→ **Task statement**
Write out every entry exactly as it stands.

++++++

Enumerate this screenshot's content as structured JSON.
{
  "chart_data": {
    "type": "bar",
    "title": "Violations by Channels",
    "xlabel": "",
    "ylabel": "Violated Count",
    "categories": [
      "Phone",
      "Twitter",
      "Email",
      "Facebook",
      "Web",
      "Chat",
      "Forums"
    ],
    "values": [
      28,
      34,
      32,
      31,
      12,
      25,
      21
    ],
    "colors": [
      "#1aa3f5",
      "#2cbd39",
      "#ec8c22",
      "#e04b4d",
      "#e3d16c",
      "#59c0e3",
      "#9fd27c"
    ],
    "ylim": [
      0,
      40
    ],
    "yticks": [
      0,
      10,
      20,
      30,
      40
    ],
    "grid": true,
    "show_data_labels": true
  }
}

++++++

→ **Task response**
Enumerate this screenshot's content as structured JSON.
{
  "chart_data": {
    "type": "bar",
    "title": "Violations by Channels",
    "xlabel": "",
    "ylabel": "Violated Count",
    "categories": [
      "Phone",
      "Twitter",
      "Email",
      "Facebook",
      "Web",
      "Chat",
      "Forums"
    ],
    "values": [
      28,
      34,
      32,
      31,
      12,
      25,
      21
    ],
    "colors": [
      "#1aa3f5",
      "#2cbd39",
      "#ec8c22",
      "#e04b4d",
      "#e3d16c",
      "#59c0e3",
      "#9fd27c"
    ],
    "ylim": [
      0,
      40
    ],
    "yticks": [
      0,
      10,
      20,
      30,
      40
    ],
    "grid": true,
    "show_data_labels": true
  }
}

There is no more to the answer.